-- Start --
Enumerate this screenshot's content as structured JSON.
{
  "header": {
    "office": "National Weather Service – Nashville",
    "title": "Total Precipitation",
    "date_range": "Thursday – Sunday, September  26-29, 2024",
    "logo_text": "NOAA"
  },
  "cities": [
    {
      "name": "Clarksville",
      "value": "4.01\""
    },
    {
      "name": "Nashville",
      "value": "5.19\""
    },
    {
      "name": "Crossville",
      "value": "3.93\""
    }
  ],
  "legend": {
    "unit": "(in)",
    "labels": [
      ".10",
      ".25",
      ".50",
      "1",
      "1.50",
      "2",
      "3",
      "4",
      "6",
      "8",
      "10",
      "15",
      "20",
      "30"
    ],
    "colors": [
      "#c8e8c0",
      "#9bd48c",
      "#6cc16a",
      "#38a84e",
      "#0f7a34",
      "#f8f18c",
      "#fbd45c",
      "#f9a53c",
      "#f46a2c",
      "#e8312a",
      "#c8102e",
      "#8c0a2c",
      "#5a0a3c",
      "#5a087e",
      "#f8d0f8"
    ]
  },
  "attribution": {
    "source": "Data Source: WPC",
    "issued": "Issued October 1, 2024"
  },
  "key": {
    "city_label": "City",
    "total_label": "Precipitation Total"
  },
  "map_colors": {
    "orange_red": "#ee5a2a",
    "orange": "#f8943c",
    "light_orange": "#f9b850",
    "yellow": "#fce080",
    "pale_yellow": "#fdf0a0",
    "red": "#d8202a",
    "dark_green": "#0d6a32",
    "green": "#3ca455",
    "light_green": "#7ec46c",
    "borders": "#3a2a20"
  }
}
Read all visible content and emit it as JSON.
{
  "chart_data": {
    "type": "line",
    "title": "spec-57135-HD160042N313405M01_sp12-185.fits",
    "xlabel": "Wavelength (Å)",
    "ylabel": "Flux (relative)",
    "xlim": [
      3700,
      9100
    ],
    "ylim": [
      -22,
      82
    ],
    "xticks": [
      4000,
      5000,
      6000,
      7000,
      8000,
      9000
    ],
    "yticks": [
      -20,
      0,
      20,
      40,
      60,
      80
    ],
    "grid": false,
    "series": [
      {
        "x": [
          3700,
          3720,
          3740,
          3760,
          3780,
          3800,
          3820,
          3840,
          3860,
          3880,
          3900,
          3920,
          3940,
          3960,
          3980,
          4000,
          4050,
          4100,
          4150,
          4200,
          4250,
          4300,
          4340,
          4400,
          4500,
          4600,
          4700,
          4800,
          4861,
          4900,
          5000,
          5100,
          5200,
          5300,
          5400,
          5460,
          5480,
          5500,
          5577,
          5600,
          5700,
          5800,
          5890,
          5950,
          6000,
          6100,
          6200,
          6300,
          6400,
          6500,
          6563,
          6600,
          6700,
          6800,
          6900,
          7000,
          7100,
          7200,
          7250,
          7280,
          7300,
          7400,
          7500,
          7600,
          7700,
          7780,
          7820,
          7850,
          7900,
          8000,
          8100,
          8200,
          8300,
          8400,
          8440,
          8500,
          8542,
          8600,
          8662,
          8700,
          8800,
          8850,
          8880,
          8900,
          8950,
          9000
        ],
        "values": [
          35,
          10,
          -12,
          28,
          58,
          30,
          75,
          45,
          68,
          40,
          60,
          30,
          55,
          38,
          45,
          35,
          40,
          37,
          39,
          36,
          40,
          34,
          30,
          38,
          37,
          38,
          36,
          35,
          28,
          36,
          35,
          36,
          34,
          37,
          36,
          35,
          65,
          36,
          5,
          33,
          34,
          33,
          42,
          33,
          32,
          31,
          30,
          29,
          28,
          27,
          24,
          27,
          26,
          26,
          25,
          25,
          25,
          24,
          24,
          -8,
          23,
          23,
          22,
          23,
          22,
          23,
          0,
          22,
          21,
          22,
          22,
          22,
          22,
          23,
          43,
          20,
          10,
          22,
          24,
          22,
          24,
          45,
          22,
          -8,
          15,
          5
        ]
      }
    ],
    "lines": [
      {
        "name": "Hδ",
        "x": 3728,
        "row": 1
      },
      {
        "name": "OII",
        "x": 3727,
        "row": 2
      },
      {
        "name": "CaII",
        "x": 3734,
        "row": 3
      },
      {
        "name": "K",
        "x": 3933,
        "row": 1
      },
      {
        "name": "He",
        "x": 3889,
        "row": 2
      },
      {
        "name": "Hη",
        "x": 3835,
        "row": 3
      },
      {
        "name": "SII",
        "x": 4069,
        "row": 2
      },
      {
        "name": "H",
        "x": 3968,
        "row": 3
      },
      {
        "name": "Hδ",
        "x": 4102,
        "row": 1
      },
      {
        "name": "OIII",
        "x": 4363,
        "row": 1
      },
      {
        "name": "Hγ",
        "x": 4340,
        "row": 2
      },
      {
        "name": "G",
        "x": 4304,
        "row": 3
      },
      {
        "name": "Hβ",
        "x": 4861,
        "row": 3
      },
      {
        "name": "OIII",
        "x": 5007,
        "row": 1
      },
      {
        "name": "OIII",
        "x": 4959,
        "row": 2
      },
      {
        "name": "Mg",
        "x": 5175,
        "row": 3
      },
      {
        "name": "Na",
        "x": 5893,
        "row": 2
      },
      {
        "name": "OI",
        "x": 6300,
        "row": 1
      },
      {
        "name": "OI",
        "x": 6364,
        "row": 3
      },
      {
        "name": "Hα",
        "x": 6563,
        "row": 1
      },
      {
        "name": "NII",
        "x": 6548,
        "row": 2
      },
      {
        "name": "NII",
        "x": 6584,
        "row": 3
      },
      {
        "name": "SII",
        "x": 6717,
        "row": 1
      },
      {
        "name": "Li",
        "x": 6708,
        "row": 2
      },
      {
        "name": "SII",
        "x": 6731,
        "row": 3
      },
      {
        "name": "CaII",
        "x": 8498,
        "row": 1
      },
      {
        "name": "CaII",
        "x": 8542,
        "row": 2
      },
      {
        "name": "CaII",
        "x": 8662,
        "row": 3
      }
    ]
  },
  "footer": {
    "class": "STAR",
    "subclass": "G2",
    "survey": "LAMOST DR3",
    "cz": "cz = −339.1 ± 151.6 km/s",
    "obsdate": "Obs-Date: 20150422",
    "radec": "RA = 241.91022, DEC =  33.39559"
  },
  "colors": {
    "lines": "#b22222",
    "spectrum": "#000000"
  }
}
-- End --
**WHAT TO DO**
Using the entries above, return each line that includes the word "Precipitation".

**WORKED SOLUTION**
    "title": "Total Precipitation",
    "total_label": "Precipitation Total"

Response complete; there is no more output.